**Excerpt to read:**

INCENTIVE STOCK OPTION AGREEMENT
Exhibit 99.5
ISO - « ISO_»
INCENTIVE STOCK OPTION AGREEMENT
THIS INCENTIVE STOCK OPTION AGREEMENT (the “Agreement”), made this day of 200 , between Epoch Biosciences, Inc., a Delaware corporation (hereinafter referred to as the “Company”), and « Name» an employee of the Company, or one or more of its subsidiaries (the “Optionee”), is made with reference to the following facts:
R E C I T A L S:
A. Optionee is employed with the Company and is a valued and key employee of the Company.
B. The Company desires, by affording the Optionee an opportunity to purchase shares of Common Stock of the Company (hereinafter called “Shares”), as hereinafter provided, to carry out the Purpose of the “Incentive Stock Option, Nonqualified Stock Option and Restricted Stock Purchase Plan-1991 or 1993”, a copy of which is attached hereto as Exhibit A (the “Plan”).
NOW, THEREFORE, IN CONSIDERATION of the mutual covenants hereinafter set forth, and for good and valuable consideration, the parties hereto have agreed, and do hereby agree, as follows:
1. |
Grant of Option. |
The Company hereby irrevocably grants to the Optionee the right and option (hereinafter called the “Option”) to purchase all or any part of an aggregate of « No. of shares» Shares (such number being subject to adjustment as provided in Paragraph 7 hereof) on the terms and conditions herein set forth. The Option granted herein is an “incentive option” within the meaning of the Plan and Section 422 of the Internal Revenue Code of 1986, as amended.
2. |
Purchase Price. |
The purchase price of the Shares covered by the Option shall be $ per Share, representing one hundred percent (100%) of the fair market value of the Shares, as determined pursuant to Section 5 of the Plan, as of the date hereof.

**Problem statement:** Resume the stock option agreement after its last sentence. The records aren't needed for anything here.

**Stored records:**
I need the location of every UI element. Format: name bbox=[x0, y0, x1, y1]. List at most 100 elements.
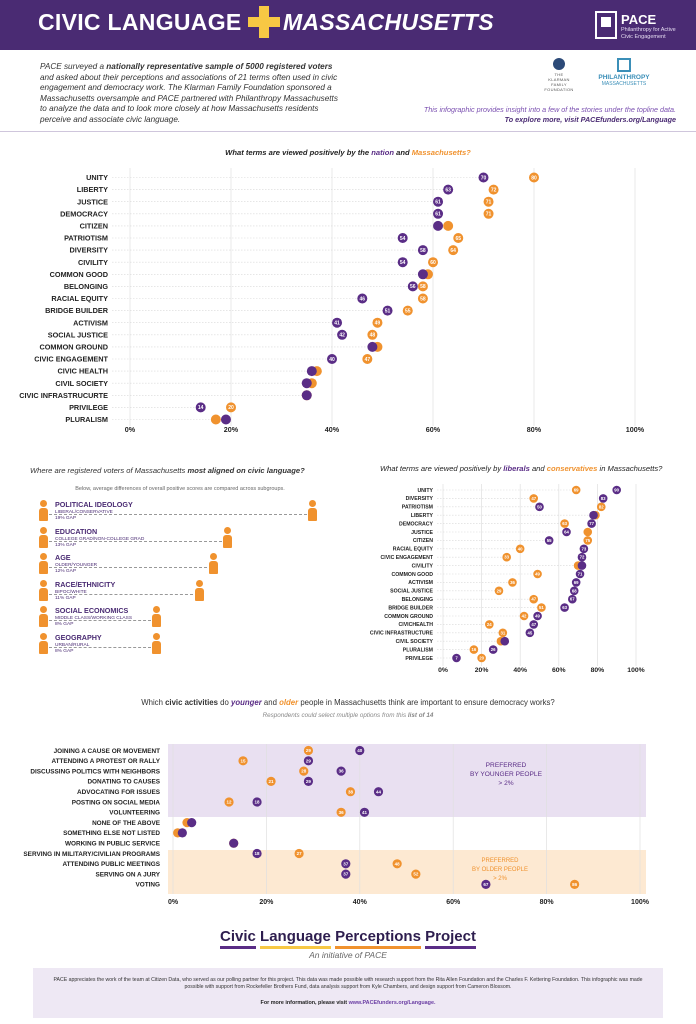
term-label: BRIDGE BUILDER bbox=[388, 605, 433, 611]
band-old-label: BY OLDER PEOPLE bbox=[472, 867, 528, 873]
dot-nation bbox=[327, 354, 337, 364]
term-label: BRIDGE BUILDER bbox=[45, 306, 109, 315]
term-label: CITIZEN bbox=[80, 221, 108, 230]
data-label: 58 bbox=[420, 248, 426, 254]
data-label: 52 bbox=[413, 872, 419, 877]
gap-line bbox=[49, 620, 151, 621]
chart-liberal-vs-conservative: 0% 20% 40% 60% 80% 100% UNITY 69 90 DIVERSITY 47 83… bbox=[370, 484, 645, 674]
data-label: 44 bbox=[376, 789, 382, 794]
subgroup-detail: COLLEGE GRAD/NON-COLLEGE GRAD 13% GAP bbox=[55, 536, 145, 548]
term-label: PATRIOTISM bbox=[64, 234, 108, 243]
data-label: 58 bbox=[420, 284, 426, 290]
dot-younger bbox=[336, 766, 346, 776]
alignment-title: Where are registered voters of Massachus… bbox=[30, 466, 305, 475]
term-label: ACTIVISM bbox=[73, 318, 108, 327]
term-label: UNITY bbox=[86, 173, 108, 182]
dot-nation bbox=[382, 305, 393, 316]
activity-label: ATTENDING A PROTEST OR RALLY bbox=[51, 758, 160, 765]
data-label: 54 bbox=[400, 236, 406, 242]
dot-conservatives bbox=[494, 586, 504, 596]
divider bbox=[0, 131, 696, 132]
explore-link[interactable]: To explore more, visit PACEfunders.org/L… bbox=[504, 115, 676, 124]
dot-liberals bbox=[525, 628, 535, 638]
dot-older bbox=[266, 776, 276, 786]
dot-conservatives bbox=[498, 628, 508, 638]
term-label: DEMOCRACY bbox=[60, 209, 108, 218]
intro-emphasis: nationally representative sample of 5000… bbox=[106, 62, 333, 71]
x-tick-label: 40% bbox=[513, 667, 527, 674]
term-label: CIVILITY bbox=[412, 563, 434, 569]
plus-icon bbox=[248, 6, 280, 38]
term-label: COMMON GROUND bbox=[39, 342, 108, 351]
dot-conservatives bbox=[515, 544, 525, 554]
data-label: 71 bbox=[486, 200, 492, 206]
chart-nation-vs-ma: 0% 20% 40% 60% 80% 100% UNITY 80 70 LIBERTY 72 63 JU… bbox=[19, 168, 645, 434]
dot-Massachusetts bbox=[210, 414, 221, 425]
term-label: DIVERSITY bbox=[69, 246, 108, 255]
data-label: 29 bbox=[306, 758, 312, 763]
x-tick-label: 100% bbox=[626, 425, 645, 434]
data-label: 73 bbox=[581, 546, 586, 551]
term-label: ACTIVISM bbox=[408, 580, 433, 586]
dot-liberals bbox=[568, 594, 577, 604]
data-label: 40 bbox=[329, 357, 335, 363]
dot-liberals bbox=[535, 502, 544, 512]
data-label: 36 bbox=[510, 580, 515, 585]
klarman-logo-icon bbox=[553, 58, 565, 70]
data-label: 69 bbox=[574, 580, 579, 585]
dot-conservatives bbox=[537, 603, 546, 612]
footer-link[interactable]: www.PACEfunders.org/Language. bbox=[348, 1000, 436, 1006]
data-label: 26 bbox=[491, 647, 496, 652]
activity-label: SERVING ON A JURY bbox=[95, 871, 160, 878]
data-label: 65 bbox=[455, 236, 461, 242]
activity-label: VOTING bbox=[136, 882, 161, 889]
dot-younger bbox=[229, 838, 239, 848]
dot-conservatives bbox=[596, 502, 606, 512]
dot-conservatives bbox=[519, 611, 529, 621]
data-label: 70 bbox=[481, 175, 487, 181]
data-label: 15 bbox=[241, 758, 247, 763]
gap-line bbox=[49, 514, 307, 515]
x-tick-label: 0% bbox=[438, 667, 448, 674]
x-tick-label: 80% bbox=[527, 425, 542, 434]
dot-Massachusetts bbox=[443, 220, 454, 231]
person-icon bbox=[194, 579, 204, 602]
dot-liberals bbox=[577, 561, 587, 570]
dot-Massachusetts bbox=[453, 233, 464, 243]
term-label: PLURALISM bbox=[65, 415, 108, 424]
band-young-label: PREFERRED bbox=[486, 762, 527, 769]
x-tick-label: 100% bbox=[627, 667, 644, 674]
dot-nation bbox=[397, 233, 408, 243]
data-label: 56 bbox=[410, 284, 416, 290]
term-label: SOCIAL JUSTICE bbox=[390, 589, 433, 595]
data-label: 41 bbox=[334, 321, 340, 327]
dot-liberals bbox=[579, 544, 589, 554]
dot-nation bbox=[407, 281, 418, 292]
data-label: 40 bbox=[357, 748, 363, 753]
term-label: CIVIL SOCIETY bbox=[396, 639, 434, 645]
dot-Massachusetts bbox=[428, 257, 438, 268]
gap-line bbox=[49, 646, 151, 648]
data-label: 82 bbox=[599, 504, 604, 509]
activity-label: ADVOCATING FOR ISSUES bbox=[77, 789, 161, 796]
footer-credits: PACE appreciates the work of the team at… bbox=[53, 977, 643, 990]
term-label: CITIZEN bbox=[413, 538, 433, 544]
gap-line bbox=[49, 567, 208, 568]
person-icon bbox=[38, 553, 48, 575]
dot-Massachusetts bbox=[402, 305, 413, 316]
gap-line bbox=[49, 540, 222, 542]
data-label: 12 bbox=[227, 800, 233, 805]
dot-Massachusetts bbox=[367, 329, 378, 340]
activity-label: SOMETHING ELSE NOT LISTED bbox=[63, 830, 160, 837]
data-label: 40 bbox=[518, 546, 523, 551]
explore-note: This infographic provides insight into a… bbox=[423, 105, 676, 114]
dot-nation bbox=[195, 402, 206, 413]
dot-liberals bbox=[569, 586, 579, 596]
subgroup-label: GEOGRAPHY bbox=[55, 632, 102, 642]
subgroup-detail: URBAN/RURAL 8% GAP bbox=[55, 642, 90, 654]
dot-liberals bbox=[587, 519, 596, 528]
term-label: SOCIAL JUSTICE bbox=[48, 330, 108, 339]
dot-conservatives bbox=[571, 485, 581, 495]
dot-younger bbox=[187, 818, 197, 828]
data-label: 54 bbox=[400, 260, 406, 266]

**Task answer:**
3. |
Term of Option. |
The term of the Option shall commence on the date hereof and all rights to purchase Shares hereunder shall cease at 11:59 p.m. on the tenth (10th) anniversary of the date hereof, subject to earlier termination as provided herein. Except as may otherwise be provided in this Agreement, options granted hereunder may be cumulative and exercised as follows:
During the Period: |
Optionee May Purchase: | |
On or after [Date] |
25% of the Shares | |
Monthly thereafter and ending [Date] |
An additional 2.083% of the Shares | |
[Date] |
All Shares not previously vested |
The purchase price of the Shares as to which the Option shall be exercised shall be paid in full at the time of exercise (i) in cash or by certified check or by bank draft; (ii) subject to any legal restrictions on the acquisition or purchase of such shares by the Company and with the prior written consent and approval of the Company, by the delivery of shares of Common Stock of the Company which shall be deemed to have a value to the Company equal to the aggregate fair market value of such shares determined in accordance with Section 5 of the Plan; (iii) in the discretion of the Plan Administrator, by the issuance of a promissory note in a form acceptable to the Plan Administrator; (iv) in such other manner as set forth in the Plan, or (v) any combination of the foregoing. Except as provided in Paragraph 5 hereof, the Option may not be exercised at any time unless the Optionee shall have been continuously, from the date hereof to the date of the exercise of the Option, an employee of the Company or of one or more of its subsidiaries (an “Affiliate”). The Optionee shall not have any of the rights of a shareholder with respect to the Shares covered by the Option as to any Shares of Common Stock not actually issued and delivered to Optionee.
4. |
Nontransferability. |
The Option shall not be transferable otherwise than by will or the laws of descent and distribution, and the Option may be exercised, during the lifetime of the Optionee, only by Optionee. More particularly (but without limiting the generality of the foregoing), the Option may not be assigned, transferred (except as provided in Paragraph 6 hereof), pledged or hypothecated in any way, shall not be assignable by operation of law and shall not be subject to execution, attachment or similar process. Any attempted assignment, transfer, pledge, hypothecation or other disposition of the Option contrary to the provisions hereof, and the levy of any execution, attachment or similar process upon the Option, shall be null and void and without effect.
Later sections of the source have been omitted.